Description of the task — Print the complete set of entries exactly.

Information provided —
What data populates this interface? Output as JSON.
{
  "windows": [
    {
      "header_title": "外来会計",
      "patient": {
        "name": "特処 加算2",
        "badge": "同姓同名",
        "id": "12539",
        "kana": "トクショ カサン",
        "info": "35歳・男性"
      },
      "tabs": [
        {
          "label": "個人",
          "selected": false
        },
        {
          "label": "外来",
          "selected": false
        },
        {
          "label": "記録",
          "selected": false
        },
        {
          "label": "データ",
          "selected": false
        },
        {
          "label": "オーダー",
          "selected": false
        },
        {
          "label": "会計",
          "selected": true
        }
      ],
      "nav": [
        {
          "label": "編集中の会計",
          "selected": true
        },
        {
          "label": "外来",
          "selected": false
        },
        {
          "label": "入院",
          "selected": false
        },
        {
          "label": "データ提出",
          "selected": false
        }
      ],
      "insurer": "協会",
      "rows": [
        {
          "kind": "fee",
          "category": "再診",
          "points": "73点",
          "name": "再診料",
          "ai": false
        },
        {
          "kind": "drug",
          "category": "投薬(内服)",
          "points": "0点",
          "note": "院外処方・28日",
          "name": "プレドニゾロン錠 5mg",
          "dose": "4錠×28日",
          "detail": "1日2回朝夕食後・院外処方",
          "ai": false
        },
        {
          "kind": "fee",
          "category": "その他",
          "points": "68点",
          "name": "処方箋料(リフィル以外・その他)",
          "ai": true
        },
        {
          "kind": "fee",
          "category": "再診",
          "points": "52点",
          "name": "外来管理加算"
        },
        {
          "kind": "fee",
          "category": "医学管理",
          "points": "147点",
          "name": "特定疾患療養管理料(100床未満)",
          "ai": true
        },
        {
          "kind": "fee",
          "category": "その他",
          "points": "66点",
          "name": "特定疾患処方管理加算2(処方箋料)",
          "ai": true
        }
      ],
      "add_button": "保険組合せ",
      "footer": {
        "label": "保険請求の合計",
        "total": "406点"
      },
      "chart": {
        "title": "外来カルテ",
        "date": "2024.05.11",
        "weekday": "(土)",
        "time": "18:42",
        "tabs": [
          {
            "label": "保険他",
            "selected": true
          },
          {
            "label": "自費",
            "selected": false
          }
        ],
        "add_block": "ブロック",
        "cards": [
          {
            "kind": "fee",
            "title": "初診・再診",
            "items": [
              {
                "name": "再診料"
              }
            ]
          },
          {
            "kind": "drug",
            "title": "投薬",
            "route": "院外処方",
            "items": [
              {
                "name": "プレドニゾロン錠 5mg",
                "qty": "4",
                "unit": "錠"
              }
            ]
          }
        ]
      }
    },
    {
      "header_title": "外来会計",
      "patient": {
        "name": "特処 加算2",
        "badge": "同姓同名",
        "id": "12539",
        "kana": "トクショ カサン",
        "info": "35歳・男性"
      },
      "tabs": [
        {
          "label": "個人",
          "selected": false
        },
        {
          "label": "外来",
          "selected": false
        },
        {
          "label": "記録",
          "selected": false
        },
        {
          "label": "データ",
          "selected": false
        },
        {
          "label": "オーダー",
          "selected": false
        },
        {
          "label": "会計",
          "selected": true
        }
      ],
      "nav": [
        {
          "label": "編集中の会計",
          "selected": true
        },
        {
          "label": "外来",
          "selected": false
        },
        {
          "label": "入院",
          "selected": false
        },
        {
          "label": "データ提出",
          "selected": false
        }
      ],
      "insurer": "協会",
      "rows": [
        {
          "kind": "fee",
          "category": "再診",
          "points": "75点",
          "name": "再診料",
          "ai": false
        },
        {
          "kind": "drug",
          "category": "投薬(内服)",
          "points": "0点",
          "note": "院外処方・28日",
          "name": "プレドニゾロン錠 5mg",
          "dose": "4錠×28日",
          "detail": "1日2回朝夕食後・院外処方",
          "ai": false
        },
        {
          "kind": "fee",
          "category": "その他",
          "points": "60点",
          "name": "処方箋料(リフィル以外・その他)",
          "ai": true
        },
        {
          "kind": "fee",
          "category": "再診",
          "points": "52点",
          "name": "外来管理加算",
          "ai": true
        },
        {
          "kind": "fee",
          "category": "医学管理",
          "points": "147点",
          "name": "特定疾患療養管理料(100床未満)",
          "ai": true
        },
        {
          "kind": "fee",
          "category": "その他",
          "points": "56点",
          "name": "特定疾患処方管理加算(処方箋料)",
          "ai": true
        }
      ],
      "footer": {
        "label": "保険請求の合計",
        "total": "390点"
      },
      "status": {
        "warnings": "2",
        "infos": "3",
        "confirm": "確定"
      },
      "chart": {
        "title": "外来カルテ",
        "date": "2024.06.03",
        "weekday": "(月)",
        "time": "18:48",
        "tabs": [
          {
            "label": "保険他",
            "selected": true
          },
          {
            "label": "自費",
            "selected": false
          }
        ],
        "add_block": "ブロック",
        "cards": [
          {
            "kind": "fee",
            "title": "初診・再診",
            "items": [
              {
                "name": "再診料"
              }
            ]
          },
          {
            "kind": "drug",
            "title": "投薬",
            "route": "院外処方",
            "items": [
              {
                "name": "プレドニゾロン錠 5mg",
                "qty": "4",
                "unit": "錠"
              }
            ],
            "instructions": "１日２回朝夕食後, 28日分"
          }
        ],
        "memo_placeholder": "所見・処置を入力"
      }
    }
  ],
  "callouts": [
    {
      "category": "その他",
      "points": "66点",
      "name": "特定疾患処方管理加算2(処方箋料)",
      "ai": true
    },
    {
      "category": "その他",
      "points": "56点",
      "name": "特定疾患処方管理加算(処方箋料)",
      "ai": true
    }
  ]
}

Task response —
What data populates this interface? Output as JSON.
{
  "windows": [
    {
      "header_title": "外来会計",
      "patient": {
        "name": "特処 加算2",
        "badge": "同姓同名",
        "id": "12539",
        "kana": "トクショ カサン",
        "info": "35歳・男性"
      },
      "tabs": [
        {
          "label": "個人",
          "selected": false
        },
        {
          "label": "外来",
          "selected": false
        },
        {
          "label": "記録",
          "selected": false
        },
        {
          "label": "データ",
          "selected": false
        },
        {
          "label": "オーダー",
          "selected": false
        },
        {
          "label": "会計",
          "selected": true
        }
      ],
      "nav": [
        {
          "label": "編集中の会計",
          "selected": true
        },
        {
          "label": "外来",
          "selected": false
        },
        {
          "label": "入院",
          "selected": false
        },
        {
          "label": "データ提出",
          "selected": false
        }
      ],
      "insurer": "協会",
      "rows": [
        {
          "kind": "fee",
          "category": "再診",
          "points": "73点",
          "name": "再診料",
          "ai": false
        },
        {
          "kind": "drug",
          "category": "投薬(内服)",
          "points": "0点",
          "note": "院外処方・28日",
          "name": "プレドニゾロン錠 5mg",
          "dose": "4錠×28日",
          "detail": "1日2回朝夕食後・院外処方",
          "ai": false
        },
        {
          "kind": "fee",
          "category": "その他",
          "points": "68点",
          "name": "処方箋料(リフィル以外・その他)",
          "ai": true
        },
        {
          "kind": "fee",
          "category": "再診",
          "points": "52点",
          "name": "外来管理加算"
        },
        {
          "kind": "fee",
          "category": "医学管理",
          "points": "147点",
          "name": "特定疾患療養管理料(100床未満)",
          "ai": true
        },
        {
          "kind": "fee",
          "category": "その他",
          "points": "66点",
          "name": "特定疾患処方管理加算2(処方箋料)",
          "ai": true
        }
      ],
      "add_button": "保険組合せ",
      "footer": {
        "label": "保険請求の合計",
        "total": "406点"
      },
      "chart": {
        "title": "外来カルテ",
        "date": "2024.05.11",
        "weekday": "(土)",
        "time": "18:42",
        "tabs": [
          {
            "label": "保険他",
            "selected": true
          },
          {
            "label": "自費",
            "selected": false
          }
        ],
        "add_block": "ブロック",
        "cards": [
          {
            "kind": "fee",
            "title": "初診・再診",
            "items": [
              {
                "name": "再診料"
              }
            ]
          },
          {
            "kind": "drug",
            "title": "投薬",
            "route": "院外処方",
            "items": [
              {
                "name": "プレドニゾロン錠 5mg",
                "qty": "4",
                "unit": "錠"
              }
            ]
          }
        ]
      }
    },
    {
      "header_title": "外来会計",
      "patient": {
        "name": "特処 加算2",
        "badge": "同姓同名",
        "id": "12539",
        "kana": "トクショ カサン",
        "info": "35歳・男性"
      },
      "tabs": [
        {
          "label": "個人",
          "selected": false
        },
        {
          "label": "外来",
          "selected": false
        },
        {
          "label": "記録",
          "selected": false
        },
        {
          "label": "データ",
          "selected": false
        },
        {
          "label": "オーダー",
          "selected": false
        },
        {
          "label": "会計",
          "selected": true
        }
      ],
      "nav": [
        {
          "label": "編集中の会計",
          "selected": true
        },
        {
          "label": "外来",
          "selected": false
        },
        {
          "label": "入院",
          "selected": false
        },
        {
          "label": "データ提出",
          "selected": false
        }
      ],
      "insurer": "協会",
      "rows": [
        {
          "kind": "fee",
          "category": "再診",
          "points": "75点",
          "name": "再診料",
          "ai": false
        },
        {
          "kind": "drug",
          "category": "投薬(内服)",
          "points": "0点",
          "note": "院外処方・28日",
          "name": "プレドニゾロン錠 5mg",
          "dose": "4錠×28日",
          "detail": "1日2回朝夕食後・院外処方",
          "ai": false
        },
        {
          "kind": "fee",
          "category": "その他",
          "points": "60点",
          "name": "処方箋料(リフィル以外・その他)",
          "ai": true
        },
        {
          "kind": "fee",
          "category": "再診",
          "points": "52点",
          "name": "外来管理加算",
          "ai": true
        },
        {
          "kind": "fee",
          "category": "医学管理",
          "points": "147点",
          "name": "特定疾患療養管理料(100床未満)",
          "ai": true
        },
        {
          "kind": "fee",
          "category": "その他",
          "points": "56点",
          "name": "特定疾患処方管理加算(処方箋料)",
          "ai": true
        }
      ],
      "footer": {
        "label": "保険請求の合計",
        "total": "390点"
      },
      "status": {
        "warnings": "2",
        "infos": "3",
        "confirm": "確定"
      },
      "chart": {
        "title": "外来カルテ",
        "date": "2024.06.03",
        "weekday": "(月)",
        "time": "18:48",
        "tabs": [
          {
            "label": "保険他",
            "selected": true
          },
          {
            "label": "自費",
            "selected": false
          }
        ],
        "add_block": "ブロック",
        "cards": [
          {
            "kind": "fee",
            "title": "初診・再診",
            "items": [
              {
                "name": "再診料"
              }
            ]
          },
          {
            "kind": "drug",
            "title": "投薬",
            "route": "院外処方",
            "items": [
              {
                "name": "プレドニゾロン錠 5mg",
                "qty": "4",
                "unit": "錠"
              }
            ],
            "instructions": "１日２回朝夕食後, 28日分"
          }
        ],
        "memo_placeholder": "所見・処置を入力"
      }
    }
  ],
  "callouts": [
    {
      "category": "その他",
      "points": "66点",
      "name": "特定疾患処方管理加算2(処方箋料)",
      "ai": true
    },
    {
      "category": "その他",
      "points": "56点",
      "name": "特定疾患処方管理加算(処方箋料)",
      "ai": true
    }
  ]
}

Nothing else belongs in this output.